▸ **Objective**:
Look through the lines below and extract each one that contains "title".

▸ **Records**:
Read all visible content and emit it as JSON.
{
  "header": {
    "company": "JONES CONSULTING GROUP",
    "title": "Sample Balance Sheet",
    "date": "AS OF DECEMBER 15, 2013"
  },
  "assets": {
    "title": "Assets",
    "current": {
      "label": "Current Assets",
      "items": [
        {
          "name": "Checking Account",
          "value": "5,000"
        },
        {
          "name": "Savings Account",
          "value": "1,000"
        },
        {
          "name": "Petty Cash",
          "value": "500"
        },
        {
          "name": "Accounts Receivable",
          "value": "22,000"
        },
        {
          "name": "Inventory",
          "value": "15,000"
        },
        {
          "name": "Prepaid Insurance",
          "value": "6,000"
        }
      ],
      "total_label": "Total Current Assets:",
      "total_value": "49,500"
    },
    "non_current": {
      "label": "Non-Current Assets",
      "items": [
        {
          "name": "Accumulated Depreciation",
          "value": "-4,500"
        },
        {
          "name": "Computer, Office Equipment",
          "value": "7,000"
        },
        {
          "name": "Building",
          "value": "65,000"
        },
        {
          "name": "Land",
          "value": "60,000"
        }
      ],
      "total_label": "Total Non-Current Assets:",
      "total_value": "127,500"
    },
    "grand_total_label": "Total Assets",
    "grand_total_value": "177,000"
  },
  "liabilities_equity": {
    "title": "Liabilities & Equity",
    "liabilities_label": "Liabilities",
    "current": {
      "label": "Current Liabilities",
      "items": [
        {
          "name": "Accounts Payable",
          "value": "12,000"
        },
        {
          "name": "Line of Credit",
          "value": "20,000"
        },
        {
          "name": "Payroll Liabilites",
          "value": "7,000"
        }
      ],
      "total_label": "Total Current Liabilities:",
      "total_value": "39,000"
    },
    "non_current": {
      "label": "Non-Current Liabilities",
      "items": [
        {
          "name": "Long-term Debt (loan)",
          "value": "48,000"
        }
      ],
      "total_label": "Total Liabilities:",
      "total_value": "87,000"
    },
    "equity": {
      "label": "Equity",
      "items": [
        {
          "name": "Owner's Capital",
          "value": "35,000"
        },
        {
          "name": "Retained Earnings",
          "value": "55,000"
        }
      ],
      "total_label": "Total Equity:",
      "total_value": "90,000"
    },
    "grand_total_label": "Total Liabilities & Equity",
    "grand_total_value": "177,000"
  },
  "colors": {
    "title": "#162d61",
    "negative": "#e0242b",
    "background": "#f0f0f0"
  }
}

▸ **Written answer**:
    "title": "Sample Balance Sheet",
    "title": "Assets",
    "title": "Liabilities & Equity",
    "title": "#162d61",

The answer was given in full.